- STATED PROBLEM:
List all lines of the data that include the string "Shipper".

- RECORDS PROVIDED:
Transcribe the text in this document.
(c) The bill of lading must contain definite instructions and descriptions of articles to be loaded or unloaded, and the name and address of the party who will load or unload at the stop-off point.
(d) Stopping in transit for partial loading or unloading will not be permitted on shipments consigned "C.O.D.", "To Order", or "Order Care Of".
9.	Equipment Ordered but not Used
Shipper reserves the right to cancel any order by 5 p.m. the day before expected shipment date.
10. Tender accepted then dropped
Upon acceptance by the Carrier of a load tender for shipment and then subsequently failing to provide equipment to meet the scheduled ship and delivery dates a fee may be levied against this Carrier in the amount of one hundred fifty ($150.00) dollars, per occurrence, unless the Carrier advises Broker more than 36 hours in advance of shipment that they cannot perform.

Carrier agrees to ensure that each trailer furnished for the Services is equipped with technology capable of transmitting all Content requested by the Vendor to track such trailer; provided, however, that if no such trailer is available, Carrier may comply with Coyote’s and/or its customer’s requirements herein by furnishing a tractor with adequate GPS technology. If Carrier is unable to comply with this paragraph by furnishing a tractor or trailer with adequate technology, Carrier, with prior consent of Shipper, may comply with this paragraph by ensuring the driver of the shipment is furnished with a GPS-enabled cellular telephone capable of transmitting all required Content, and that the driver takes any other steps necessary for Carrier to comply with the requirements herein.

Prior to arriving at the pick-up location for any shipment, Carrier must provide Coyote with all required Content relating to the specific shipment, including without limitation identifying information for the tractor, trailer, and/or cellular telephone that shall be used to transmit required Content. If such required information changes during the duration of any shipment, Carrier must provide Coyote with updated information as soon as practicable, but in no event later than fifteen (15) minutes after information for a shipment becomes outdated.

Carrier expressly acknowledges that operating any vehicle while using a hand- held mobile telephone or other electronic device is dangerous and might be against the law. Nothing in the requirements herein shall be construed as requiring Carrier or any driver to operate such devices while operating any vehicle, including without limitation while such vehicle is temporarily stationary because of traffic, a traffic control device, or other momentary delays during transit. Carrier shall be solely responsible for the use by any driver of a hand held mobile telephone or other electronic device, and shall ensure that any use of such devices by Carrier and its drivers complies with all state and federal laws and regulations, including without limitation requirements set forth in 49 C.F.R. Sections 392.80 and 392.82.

- ANSWER BELOW:
Shipper reserves the right to cancel any order by 5 p.m. the day before expected shipment date.
Carrier agrees to ensure that each trailer furnished for the Services is equipped with technology capable of transmitting all Content requested by the Vendor to track such trailer; provided, however, that if no such trailer is available, Carrier may comply with Coyote’s and/or its customer’s requirements herein by furnishing a tractor with adequate GPS technology. If Carrier is unable to comply with this paragraph by furnishing a tractor or trailer with adequate technology, Carrier, with prior consent of Shipper, may comply with this paragraph by ensuring the driver of the shipment is furnished with a GPS-enabled cellular telephone capable of transmitting all required Content, and that the driver takes any other steps necessary for Carrier to comply with the requirements herein.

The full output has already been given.